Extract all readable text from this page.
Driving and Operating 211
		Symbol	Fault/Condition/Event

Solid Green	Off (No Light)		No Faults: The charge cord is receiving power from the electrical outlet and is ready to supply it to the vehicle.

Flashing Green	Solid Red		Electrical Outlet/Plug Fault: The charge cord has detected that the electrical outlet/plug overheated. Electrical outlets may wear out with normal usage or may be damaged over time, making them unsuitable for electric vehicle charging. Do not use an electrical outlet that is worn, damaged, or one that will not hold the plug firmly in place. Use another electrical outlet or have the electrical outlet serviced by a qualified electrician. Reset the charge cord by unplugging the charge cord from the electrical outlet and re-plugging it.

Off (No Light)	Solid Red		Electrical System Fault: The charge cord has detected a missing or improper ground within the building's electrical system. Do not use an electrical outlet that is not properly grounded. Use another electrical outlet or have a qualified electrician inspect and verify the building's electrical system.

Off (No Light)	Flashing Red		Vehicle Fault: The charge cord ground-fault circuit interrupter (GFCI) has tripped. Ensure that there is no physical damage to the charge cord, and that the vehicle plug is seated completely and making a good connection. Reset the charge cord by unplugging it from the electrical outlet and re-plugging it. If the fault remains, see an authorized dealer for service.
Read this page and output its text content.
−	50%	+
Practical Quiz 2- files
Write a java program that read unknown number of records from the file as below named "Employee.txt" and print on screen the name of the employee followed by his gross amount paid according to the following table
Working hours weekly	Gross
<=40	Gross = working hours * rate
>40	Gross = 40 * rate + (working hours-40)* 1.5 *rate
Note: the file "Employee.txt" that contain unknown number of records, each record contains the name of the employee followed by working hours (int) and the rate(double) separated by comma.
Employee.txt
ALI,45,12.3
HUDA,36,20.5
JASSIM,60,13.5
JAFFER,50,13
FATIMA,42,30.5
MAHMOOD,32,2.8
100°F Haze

━━━

▶ [Task goal] Copy whichever lines in the listing above contain the word "hours".

▶ [Written answer]
Working hours weekly	Gross
<=40	Gross = working hours * rate
>40	Gross = 40 * rate + (working hours-40)* 1.5 *rate
Note: the file "Employee.txt" that contain unknown number of records, each record contains the name of the employee followed by working hours (int) and the rate(double) separated by comma.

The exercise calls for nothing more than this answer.